## Textauszug:
Unter seinem Nachfolger nämlich, unter Sigismund III., der 1587 auf den Thron kam, war der Adel bemüht, die Macht der Kosaken zu brechen, die unabhängige Stellung 9 die sie sich erworben hatten, in eine abhängige zu verwandeln, aus Rittern Bauern zu machen. Der Adel, der ins Wohlleben versunken, die Aufgabe Polens, eine Vormauer gegen die Ungläubigen zu sein, über seinen agrarischen Beschäftigungen ganz vergaß, der um jeden Preis den von den Türken mühselig erkauften Frieden bewahren wollte, fürchtete, die Einfälle der Kosaken in das türkische Gebiet möchten die Pforte reizen und zu einem Kriege gegen Polen veranlassen. Um nun nicht in diese Verlegenheit zu geraten, fasste man den Beschluss, die Tatenlust der Kosaken und vor allem die der Saporoger, die ja ihrer Bestimmung gemäß fortwährend gegen die Türken unter Waffen standen, zu dämpfen. Man zog es vor, die eignen Brüder zu befehden, ihnen die Waffen aus der Hand zu winden und sie zu friedlicher Beschäftigung zu zwingen.

## Gegebene Einträge:
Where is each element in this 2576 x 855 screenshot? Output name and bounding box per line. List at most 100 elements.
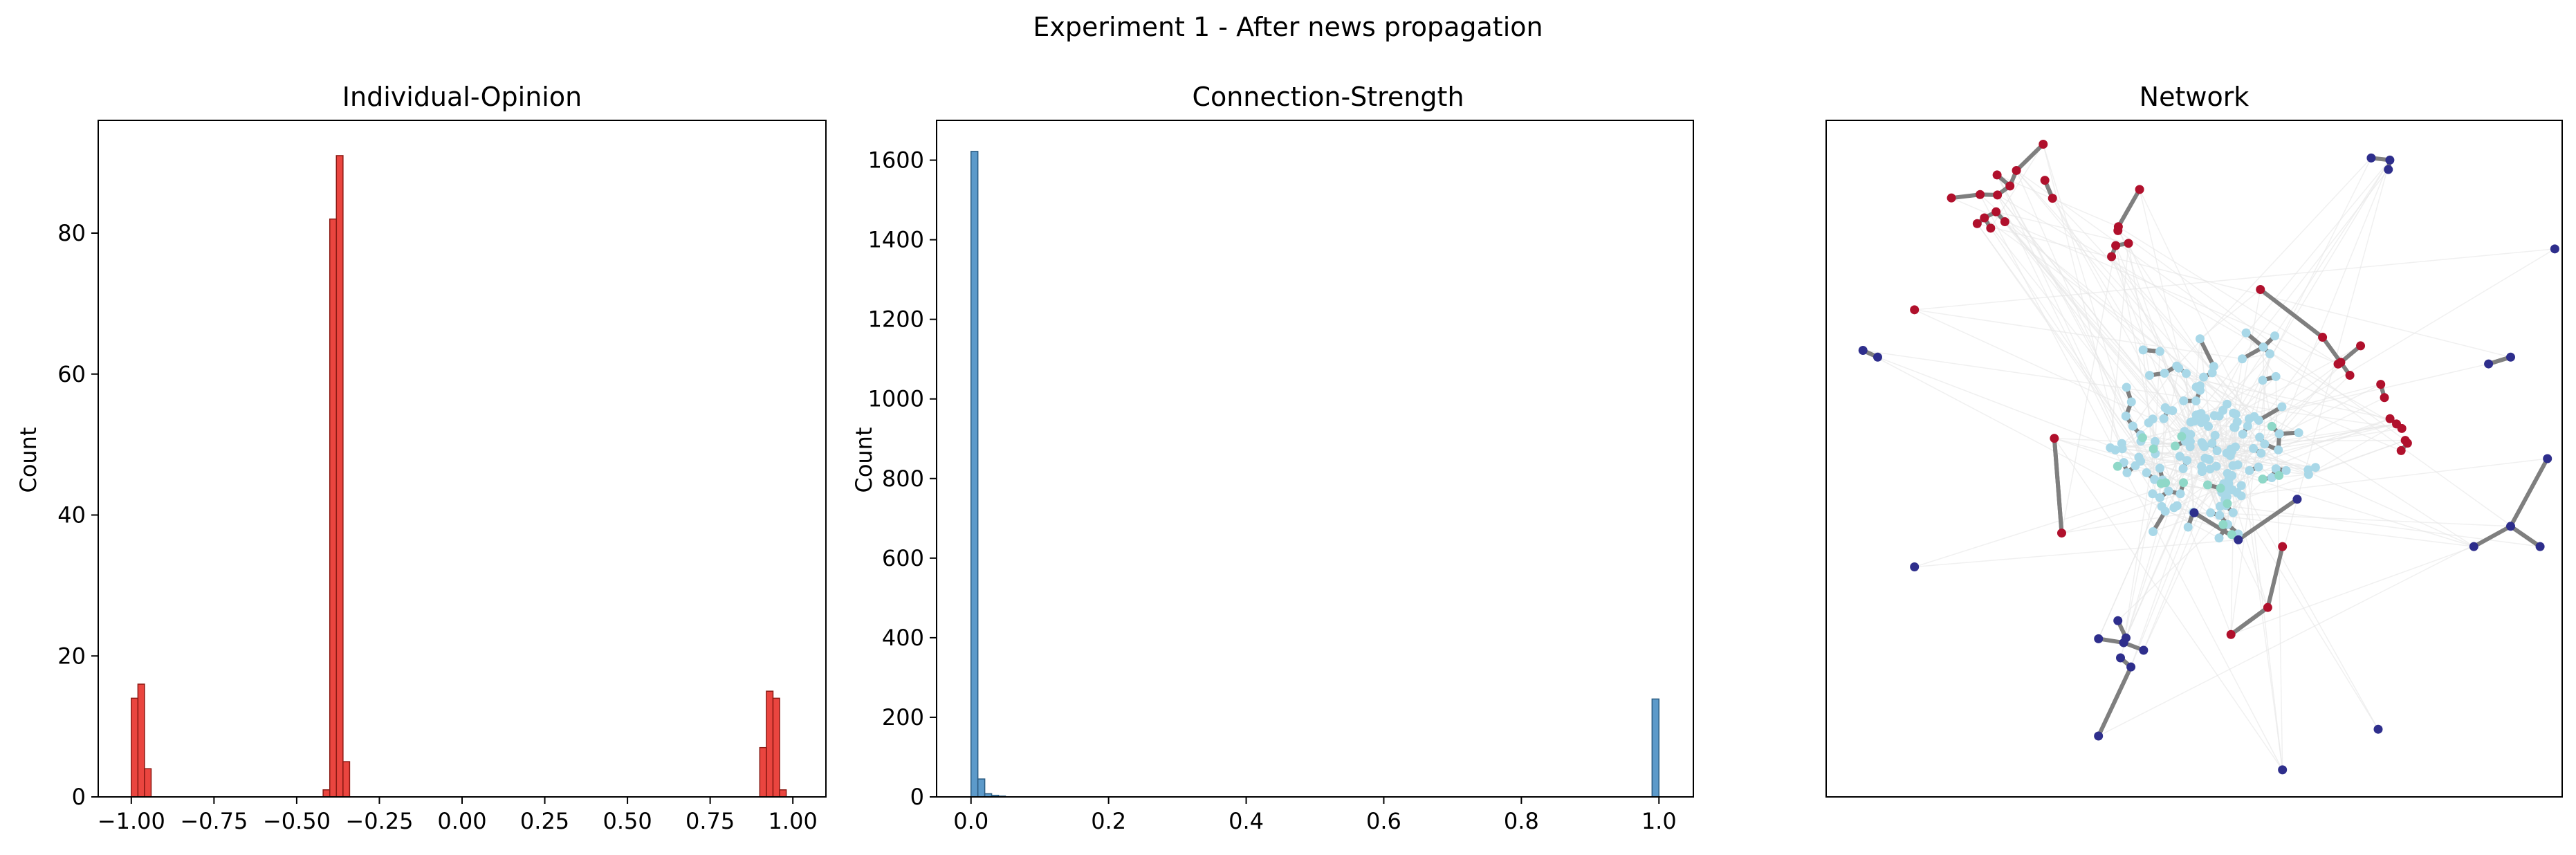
network-faint-edge [1976, 223, 2162, 484]
network-faint-edge [2209, 423, 2397, 470]
network-node [2186, 417, 2196, 427]
network-faint-edge [1996, 174, 2144, 439]
network-node [2159, 414, 2169, 423]
network-node [2281, 466, 2291, 475]
network-node [1976, 190, 1985, 199]
network-faint-edge [2016, 169, 2201, 391]
network-faint-edge [2205, 427, 2235, 459]
opinion-histogram-ytick-label: 80 [57, 220, 86, 246]
network-faint-edge [1977, 223, 2511, 358]
network-node [2303, 470, 2313, 479]
connection-histogram-ytick-label: 0 [910, 784, 924, 810]
opinion-histogram-bar [342, 761, 351, 798]
network-faint-edge [2242, 434, 2283, 770]
network-node [2135, 185, 2144, 194]
network-node [2189, 508, 2199, 517]
network-faint-edge [1914, 309, 2243, 360]
connection-histogram-title: Connection-Strength [1192, 82, 1464, 112]
network-node [2318, 333, 2328, 342]
network-node [2258, 475, 2267, 484]
network-node [2260, 439, 2270, 449]
network-node [2174, 363, 2184, 373]
network-node [2274, 429, 2284, 439]
network-faint-edge [2205, 423, 2397, 459]
network-node [2238, 354, 2247, 364]
network-edge [2508, 524, 2543, 549]
network-node [2203, 480, 2213, 490]
network-faint-edge [2054, 438, 2283, 771]
opinion-histogram-bar [335, 155, 344, 798]
network-node [2230, 442, 2240, 452]
network-faint-edge [2210, 512, 2511, 527]
network-node [2373, 724, 2383, 734]
network-faint-edge [2190, 446, 2316, 468]
network-node [2094, 731, 2104, 741]
network-panel: Network [1825, 82, 2563, 798]
network-node [2243, 421, 2252, 431]
network-node [2195, 334, 2205, 344]
opinion-histogram-xticks: −1.00 −0.75 −0.50 −0.25 0.00 0.25 0.50 0.75 1.00 [98, 797, 818, 834]
network-node [2223, 499, 2232, 508]
network-node [2385, 155, 2395, 165]
connection-histogram-xtick-label: 0.6 [1366, 808, 1401, 834]
network-node [2160, 368, 2169, 378]
network-node [2215, 511, 2225, 520]
network-node [2506, 352, 2516, 362]
opinion-histogram-yticks: 0 20 40 60 80 [57, 220, 98, 810]
opinion-histogram-ytick-label: 40 [57, 502, 86, 528]
network-node [2207, 439, 2217, 448]
network-edge [2472, 524, 2513, 549]
network-node [2278, 765, 2288, 775]
network-faint-edge [1996, 211, 2189, 434]
connection-histogram-panel: Connection-Strength Count 0.0 0.2 0.4 0.6 0.… [851, 82, 1694, 834]
network-faint-edge [2111, 256, 2255, 417]
opinion-histogram-xtick-label: 1.00 [769, 808, 818, 834]
network-node [2113, 616, 2123, 625]
network-node [2122, 383, 2131, 392]
network-frame [1825, 120, 2563, 798]
network-faint-edge [2132, 365, 2178, 427]
network-node [2216, 484, 2225, 493]
connection-histogram-yticks: 0 200 400 600 800 1000 1200 1400 1600 [868, 147, 937, 810]
network-node [2206, 508, 2216, 517]
network-node [1972, 219, 1982, 228]
network-node [2270, 331, 2280, 341]
opinion-histogram-bar [144, 768, 152, 798]
network-node [2229, 408, 2238, 418]
network-node [2107, 252, 2117, 261]
network-node [2392, 419, 2402, 429]
network-faint-edge [2245, 332, 2276, 377]
network-faint-edge [2179, 427, 2234, 457]
network-node [2254, 462, 2263, 472]
network-node [2126, 397, 2136, 407]
network-node [2128, 421, 2137, 431]
network-node [2205, 464, 2215, 474]
network-faint-edge [2115, 245, 2156, 442]
opinion-histogram-xtick-label: 0.50 [602, 808, 652, 834]
network-node [2137, 433, 2147, 443]
network-edge [2014, 142, 2045, 173]
network-node [2256, 448, 2266, 458]
connection-histogram-ylabel: Count [851, 427, 877, 493]
network-node [2198, 441, 2208, 450]
network-faint-edge [1914, 539, 2238, 568]
network-node [2148, 414, 2158, 424]
connection-histogram-bar [1651, 698, 1660, 798]
connection-histogram-xtick-label: 0.2 [1091, 808, 1126, 834]
network-node [2256, 285, 2265, 294]
opinion-histogram-xtick-label: 0.00 [437, 808, 486, 834]
network-faint-edge [2184, 169, 2389, 432]
network-node [2210, 430, 2220, 440]
opinion-histogram-xtick-label: 0.75 [686, 808, 735, 834]
network-faint-edge [2275, 376, 2397, 425]
network-faint-edge [1914, 309, 2227, 454]
network-node [2116, 653, 2126, 663]
network-node [2169, 503, 2179, 513]
network-node [2175, 452, 2184, 461]
network-node [2124, 239, 2133, 248]
network-faint-edge [2130, 468, 2211, 668]
connection-histogram-xtick-label: 0.8 [1504, 808, 1539, 834]
network-node [2209, 362, 2218, 371]
network-node [2396, 445, 2406, 455]
network-faint-edge [1914, 248, 2555, 311]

## Aufgaben und Übungen:
- A) Zitiere aus den Einträgen wörtlich die Zeilen, beginnend mit der Zeile, die „network-faint-edge [1976, 223, 2162, 484]“ enthält, und endend mit der Zeile, die „network-faint-edge [2205, 427, 2235, 459]“ enthält, beide eingeschlossen.
- B) Schreibe den Text über die Kosaken im Anschluss an seinen letzten Satz weiter.
Der Text über die Kosaken und die Einträge sind voneinander getrenntes Material.

## Lösungen:
- A)
network-faint-edge [1976, 223, 2162, 484]
network-faint-edge [2209, 423, 2397, 470]
network-node [2186, 417, 2196, 427]
network-faint-edge [1996, 174, 2144, 439]
network-node [2159, 414, 2169, 423]
network-node [2281, 466, 2291, 475]
network-node [1976, 190, 1985, 199]
network-faint-edge [2016, 169, 2201, 391]
network-faint-edge [2205, 427, 2235, 459]

- B)
Als Sigismund III., der die Stellung und die Bedeutung der Kosaken vernichten wollte, damit begann, dass er das Amt des ukrainischen Hetmans im Jahre 1590 aufhob, die Kosaken unter den Kronhetman stellte und ihnen zu gleicher Zeit das Recht nahm, die starszyzna, die er fortan selbst einsetzte, zu wählen, entriss ihnen der Adel, hierdurch ermutigt, das Land, auf dem sie bis dahin frei gesessen hatten und teilte es den Starosteien und Privatbesitzungen zu. Sie selbst wurden zu zinspflichtigen Bauern ohne persönliche Freiheit gemacht; nur die registrierten Kosaken waren, so lange sie dienten, von Leibeigendiensten frei, mussten aber ihren Herrn Zins von ihrem Erwerbe zahlen; auch sollten ihre Söhne, falls sie nicht selber dienten, gleicherweise Leibeigne sein. Die Saporoger wurden für Vaterlandsverräter erklärt und das Ausziehen des polnischen Adels auf den niz mit Infamie belegt.

An Stelle der Hetmans der Kosaken wurden zwei Kommissare als höchste königliche Beamte eingesetzt, ohne deren Erlaubnis Niemand nach den Porogen gehen durfte. Die Siez wurde zum Standquartier eines Regimentes einregistrierter Kosaken.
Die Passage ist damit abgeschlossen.